**What the exercise asks**
Show only lines that include "kind".

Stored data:
>>>>>

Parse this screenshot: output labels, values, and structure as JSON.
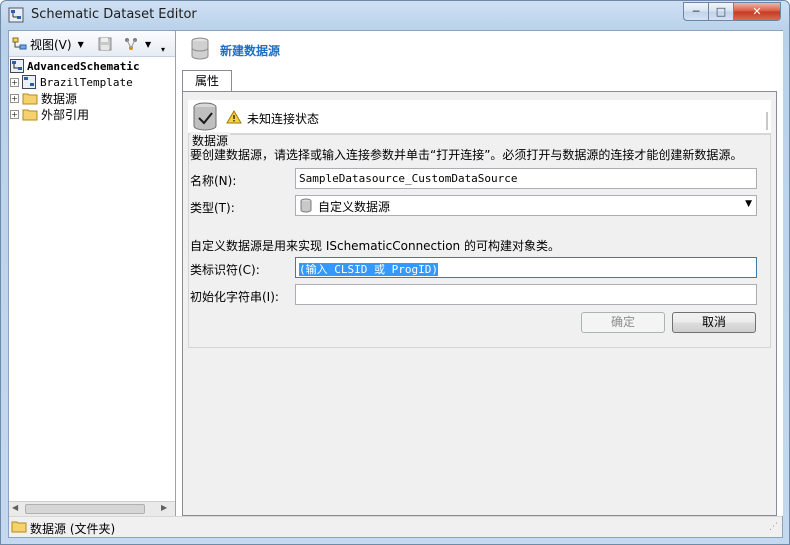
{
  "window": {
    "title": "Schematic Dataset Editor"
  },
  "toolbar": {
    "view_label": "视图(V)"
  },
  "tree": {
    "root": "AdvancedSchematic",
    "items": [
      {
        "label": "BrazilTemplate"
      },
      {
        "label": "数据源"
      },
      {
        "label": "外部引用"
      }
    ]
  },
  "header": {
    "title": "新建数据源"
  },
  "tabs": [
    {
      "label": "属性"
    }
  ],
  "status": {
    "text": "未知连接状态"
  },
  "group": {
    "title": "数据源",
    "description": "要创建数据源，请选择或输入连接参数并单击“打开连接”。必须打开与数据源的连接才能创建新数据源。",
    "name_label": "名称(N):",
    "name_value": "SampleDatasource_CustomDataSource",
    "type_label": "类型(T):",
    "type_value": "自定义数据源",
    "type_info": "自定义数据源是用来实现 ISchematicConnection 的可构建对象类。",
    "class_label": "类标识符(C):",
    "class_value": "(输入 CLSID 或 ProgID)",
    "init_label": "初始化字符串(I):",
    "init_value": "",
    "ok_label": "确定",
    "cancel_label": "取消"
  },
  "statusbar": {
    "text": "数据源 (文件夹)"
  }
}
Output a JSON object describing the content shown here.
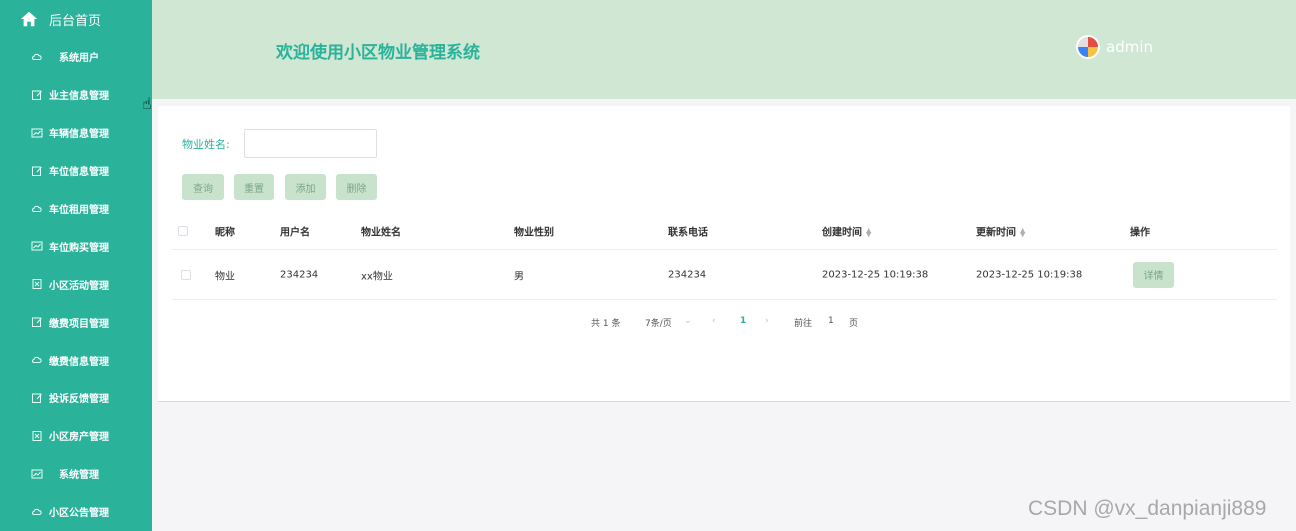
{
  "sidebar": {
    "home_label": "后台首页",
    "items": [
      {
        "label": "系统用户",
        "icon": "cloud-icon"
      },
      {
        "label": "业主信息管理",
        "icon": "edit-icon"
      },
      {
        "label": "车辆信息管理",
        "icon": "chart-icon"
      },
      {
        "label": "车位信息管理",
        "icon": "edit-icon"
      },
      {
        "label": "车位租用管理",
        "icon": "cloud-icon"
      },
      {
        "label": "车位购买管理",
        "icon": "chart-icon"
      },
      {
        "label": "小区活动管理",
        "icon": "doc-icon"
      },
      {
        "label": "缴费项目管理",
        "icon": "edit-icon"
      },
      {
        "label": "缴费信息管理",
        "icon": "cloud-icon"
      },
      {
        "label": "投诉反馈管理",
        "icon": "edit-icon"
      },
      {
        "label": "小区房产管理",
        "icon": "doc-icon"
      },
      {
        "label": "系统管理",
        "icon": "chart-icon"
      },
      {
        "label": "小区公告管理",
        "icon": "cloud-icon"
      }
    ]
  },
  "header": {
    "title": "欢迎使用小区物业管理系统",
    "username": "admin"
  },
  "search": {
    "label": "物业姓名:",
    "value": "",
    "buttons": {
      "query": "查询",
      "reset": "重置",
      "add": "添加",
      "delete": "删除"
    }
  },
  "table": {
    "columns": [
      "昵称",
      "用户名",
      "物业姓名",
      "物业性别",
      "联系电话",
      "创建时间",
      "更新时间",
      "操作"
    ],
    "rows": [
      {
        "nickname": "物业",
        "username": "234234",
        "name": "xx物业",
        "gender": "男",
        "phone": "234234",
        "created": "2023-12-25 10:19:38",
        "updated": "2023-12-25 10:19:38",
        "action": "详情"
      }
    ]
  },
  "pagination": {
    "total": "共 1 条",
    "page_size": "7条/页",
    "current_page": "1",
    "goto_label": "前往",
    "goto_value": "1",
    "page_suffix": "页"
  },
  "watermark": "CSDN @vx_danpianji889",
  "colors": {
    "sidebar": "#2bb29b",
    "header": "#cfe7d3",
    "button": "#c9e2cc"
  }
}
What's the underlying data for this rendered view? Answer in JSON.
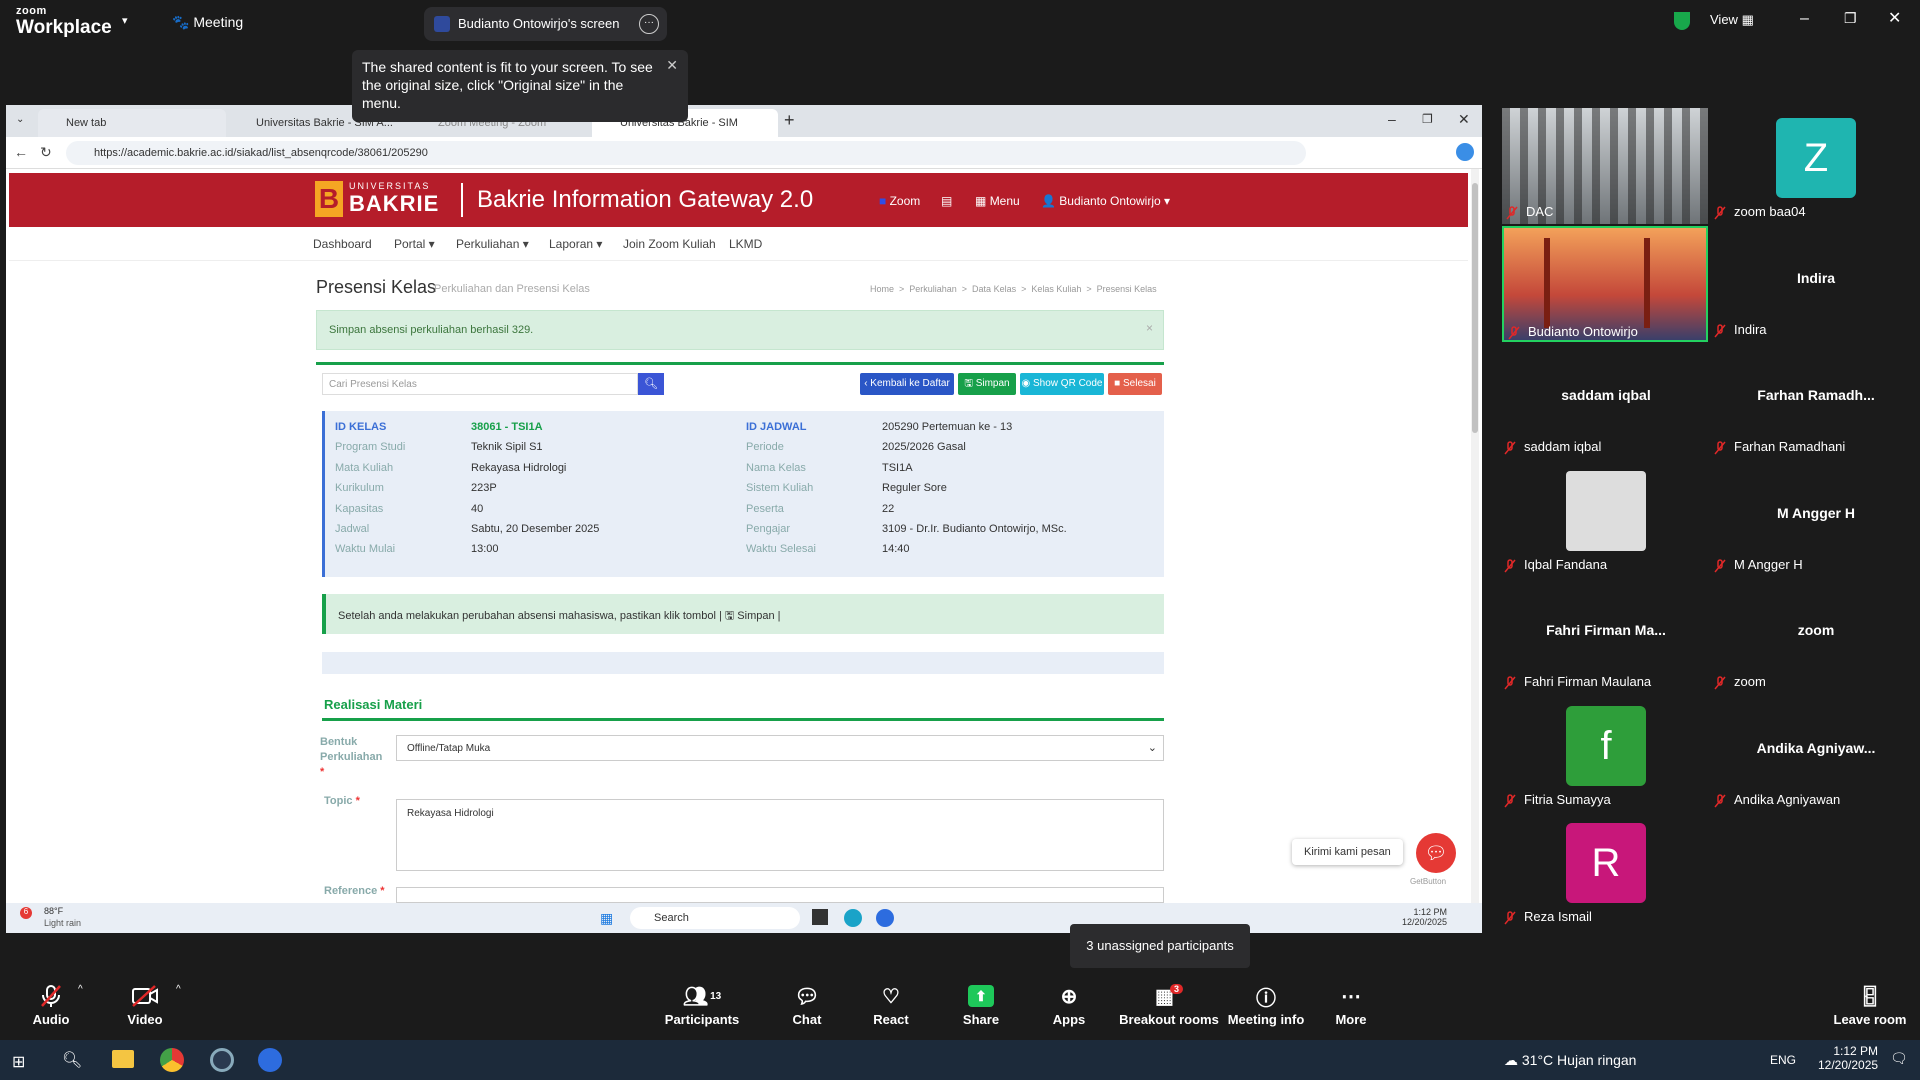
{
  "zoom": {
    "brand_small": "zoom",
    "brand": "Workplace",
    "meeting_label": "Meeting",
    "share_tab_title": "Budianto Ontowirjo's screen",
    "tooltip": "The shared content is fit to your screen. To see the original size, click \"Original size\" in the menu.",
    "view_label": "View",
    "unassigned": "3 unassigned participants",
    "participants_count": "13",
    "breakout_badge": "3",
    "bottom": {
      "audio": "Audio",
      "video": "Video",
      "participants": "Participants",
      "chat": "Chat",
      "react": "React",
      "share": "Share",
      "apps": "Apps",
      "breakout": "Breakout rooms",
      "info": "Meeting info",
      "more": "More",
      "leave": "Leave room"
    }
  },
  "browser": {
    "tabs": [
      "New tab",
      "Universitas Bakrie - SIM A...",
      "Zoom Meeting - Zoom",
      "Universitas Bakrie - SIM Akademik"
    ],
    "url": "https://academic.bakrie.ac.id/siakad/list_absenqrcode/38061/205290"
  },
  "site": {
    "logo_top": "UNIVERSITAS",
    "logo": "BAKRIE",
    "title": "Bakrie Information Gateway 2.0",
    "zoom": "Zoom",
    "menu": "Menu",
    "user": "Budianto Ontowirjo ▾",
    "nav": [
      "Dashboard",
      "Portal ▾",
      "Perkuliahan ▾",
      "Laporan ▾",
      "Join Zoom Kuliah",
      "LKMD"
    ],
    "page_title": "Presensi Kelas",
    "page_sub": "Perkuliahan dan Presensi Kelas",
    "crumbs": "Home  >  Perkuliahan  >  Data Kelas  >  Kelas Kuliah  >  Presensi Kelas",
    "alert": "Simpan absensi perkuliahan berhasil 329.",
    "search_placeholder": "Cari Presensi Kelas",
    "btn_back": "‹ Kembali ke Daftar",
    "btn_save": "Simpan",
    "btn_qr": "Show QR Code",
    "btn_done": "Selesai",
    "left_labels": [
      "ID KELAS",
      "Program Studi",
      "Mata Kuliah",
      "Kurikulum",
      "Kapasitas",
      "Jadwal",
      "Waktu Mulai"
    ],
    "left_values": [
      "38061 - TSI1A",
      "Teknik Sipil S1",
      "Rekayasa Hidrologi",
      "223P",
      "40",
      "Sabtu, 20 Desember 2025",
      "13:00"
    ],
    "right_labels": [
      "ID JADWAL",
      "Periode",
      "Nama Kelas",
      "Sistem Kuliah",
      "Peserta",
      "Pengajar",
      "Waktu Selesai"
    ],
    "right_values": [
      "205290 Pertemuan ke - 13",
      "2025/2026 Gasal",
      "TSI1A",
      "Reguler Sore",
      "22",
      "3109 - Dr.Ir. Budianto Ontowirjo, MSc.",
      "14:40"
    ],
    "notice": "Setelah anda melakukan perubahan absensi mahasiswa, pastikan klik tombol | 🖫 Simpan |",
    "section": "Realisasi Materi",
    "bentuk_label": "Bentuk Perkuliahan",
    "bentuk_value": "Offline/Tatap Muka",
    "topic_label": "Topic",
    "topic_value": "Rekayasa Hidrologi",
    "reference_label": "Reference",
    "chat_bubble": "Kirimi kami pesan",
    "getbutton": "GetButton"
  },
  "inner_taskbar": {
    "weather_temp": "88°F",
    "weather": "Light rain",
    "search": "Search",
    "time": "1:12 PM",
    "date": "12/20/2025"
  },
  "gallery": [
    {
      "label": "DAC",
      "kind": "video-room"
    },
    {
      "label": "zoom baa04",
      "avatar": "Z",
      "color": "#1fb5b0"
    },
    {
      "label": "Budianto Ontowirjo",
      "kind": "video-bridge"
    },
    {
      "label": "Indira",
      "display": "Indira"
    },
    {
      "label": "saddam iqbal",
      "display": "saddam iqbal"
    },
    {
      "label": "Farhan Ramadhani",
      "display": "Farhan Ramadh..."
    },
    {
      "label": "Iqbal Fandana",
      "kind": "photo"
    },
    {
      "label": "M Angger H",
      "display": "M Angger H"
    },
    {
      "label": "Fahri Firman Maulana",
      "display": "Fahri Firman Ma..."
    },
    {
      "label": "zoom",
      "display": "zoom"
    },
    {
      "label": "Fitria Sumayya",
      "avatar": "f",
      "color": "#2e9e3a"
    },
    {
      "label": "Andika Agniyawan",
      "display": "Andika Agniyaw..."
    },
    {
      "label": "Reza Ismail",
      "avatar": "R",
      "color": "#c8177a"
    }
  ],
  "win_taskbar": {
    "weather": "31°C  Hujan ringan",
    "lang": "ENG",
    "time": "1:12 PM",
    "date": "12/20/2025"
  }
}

<<<<<

**Answer to this exercise**
      "kind": "video-room"
      "kind": "video-bridge"
      "kind": "photo"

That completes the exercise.